Find each line containing the string "being" and return it.

[Extracted records]
=-=-=

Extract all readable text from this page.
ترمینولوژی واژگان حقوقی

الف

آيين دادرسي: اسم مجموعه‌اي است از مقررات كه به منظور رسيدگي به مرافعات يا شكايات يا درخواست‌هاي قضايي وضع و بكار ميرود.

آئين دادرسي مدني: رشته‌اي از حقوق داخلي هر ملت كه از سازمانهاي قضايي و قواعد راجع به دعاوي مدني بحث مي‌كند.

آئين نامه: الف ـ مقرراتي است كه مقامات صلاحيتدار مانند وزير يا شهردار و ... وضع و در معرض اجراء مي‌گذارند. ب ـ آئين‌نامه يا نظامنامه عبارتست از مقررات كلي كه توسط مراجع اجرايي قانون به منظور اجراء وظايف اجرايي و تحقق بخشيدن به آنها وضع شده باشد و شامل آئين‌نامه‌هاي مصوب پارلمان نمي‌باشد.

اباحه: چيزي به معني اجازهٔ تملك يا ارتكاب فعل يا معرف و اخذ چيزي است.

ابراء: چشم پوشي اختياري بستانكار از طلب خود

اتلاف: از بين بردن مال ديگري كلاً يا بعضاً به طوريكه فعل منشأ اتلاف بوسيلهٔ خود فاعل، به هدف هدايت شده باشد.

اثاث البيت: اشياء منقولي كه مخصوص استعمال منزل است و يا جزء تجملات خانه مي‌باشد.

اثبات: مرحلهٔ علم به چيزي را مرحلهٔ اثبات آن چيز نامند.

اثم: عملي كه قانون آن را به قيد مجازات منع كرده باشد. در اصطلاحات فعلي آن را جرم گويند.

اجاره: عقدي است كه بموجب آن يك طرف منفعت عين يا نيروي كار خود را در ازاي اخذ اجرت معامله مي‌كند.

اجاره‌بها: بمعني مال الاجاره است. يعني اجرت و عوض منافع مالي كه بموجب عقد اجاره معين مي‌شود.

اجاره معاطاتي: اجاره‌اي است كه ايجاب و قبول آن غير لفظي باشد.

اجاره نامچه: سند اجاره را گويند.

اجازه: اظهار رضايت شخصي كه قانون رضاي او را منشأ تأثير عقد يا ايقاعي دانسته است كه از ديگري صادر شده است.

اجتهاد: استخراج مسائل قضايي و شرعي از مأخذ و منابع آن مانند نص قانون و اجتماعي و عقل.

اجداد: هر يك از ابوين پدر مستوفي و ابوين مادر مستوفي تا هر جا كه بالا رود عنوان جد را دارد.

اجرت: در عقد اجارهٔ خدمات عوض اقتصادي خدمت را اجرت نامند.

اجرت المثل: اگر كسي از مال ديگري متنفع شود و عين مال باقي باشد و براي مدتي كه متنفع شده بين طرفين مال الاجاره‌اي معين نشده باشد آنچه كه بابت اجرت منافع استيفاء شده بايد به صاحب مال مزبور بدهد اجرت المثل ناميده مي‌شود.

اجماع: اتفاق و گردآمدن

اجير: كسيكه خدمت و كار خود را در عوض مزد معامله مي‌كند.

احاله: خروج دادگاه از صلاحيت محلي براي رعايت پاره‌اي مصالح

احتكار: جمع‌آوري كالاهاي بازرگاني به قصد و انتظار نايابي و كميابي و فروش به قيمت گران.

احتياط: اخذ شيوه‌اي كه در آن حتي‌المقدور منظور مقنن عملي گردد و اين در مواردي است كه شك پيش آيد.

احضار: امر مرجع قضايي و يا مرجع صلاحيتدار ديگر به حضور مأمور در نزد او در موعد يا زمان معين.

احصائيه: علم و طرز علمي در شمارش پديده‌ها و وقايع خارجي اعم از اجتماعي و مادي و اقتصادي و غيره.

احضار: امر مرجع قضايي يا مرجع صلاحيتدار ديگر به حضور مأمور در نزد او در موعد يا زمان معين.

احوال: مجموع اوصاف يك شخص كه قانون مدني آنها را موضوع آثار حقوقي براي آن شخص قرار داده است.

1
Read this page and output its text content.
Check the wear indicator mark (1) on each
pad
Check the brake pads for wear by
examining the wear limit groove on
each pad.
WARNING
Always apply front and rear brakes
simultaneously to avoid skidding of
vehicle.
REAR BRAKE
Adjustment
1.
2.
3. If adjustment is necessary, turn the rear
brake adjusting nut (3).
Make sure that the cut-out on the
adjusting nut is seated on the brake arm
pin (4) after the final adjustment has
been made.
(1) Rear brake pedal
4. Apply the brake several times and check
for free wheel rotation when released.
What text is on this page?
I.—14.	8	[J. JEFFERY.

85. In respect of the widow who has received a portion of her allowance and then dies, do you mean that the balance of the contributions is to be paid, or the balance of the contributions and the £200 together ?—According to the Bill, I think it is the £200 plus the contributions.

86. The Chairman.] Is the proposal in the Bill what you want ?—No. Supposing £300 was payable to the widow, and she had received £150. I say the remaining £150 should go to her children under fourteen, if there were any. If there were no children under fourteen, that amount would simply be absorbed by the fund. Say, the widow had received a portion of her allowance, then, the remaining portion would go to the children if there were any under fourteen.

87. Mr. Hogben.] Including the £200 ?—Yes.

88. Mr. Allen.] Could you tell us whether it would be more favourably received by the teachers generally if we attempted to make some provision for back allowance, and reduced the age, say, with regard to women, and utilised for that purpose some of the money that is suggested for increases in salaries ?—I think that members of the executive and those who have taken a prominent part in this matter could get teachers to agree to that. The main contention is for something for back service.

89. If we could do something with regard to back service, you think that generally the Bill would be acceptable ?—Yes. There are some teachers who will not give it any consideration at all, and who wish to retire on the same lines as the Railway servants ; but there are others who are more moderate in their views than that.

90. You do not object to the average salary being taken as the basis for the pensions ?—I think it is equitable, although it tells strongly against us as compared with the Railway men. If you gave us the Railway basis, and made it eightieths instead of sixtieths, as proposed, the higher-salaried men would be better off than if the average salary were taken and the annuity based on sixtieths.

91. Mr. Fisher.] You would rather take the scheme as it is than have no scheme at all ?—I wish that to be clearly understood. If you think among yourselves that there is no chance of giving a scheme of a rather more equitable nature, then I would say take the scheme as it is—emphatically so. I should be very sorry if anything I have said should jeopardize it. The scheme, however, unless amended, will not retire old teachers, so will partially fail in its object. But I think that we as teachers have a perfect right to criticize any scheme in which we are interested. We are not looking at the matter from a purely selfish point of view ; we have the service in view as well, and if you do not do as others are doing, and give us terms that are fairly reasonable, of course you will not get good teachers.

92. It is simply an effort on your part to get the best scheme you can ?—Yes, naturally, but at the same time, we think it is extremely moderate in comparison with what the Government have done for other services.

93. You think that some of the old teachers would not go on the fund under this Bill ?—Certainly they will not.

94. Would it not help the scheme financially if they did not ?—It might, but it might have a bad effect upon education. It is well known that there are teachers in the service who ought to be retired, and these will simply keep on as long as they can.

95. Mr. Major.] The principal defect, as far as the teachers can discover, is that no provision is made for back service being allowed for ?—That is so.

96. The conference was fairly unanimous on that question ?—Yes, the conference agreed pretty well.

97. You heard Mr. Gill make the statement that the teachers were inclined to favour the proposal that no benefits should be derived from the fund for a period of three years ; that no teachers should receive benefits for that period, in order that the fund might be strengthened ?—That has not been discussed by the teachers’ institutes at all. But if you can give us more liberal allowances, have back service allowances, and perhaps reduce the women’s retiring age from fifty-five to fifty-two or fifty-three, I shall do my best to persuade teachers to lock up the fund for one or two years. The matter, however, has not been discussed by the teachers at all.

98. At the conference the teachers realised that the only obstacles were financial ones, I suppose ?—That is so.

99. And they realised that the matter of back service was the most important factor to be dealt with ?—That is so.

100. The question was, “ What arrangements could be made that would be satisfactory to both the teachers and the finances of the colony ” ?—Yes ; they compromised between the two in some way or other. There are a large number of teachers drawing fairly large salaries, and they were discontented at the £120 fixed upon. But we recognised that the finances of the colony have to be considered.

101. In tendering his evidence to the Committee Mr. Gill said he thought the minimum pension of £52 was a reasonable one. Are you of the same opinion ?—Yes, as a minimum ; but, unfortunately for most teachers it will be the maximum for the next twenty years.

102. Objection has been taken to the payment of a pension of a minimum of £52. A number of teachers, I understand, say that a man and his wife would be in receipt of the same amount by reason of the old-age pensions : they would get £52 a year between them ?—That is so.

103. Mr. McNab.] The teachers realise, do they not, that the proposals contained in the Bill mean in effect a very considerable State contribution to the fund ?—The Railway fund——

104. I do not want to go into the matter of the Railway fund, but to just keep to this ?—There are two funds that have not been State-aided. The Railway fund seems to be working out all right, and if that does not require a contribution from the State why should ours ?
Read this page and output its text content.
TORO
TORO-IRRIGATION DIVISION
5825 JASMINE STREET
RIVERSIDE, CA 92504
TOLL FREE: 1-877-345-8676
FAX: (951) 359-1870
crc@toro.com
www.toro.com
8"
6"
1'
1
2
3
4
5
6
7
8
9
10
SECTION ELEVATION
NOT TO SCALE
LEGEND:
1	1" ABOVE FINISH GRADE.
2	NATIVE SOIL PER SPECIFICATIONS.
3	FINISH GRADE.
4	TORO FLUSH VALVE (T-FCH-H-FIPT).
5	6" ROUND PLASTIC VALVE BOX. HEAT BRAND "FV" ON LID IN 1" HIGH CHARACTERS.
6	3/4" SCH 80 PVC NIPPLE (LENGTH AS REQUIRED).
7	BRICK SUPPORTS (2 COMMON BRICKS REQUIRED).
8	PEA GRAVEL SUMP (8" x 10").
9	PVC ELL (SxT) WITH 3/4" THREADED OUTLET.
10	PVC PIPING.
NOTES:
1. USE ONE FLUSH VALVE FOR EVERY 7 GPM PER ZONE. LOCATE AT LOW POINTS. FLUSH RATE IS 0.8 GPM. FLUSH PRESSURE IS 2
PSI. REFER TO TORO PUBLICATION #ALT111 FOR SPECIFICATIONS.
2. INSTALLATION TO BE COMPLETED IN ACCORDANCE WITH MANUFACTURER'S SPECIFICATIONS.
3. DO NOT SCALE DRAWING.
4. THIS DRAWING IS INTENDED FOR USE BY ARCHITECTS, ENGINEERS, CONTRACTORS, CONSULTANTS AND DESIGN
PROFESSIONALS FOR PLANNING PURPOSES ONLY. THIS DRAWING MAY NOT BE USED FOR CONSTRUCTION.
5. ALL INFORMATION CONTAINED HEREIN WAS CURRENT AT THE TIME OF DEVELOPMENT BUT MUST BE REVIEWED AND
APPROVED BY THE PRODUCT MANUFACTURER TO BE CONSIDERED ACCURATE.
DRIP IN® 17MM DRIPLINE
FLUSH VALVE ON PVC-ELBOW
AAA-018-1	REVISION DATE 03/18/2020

=-=-=

* [Result for this task]
90. You do not object to the average salary being taken as the basis for the pensions ?—I think it is equitable, although it tells strongly against us as compared with the Railway men. If you gave us the Railway basis, and made it eightieths instead of sixtieths, as proposed, the higher-salaried men would be better off than if the average salary were taken and the annuity based on sixtieths.
95. Mr. Major.] The principal defect, as far as the teachers can discover, is that no provision is made for back service being allowed for ?—That is so.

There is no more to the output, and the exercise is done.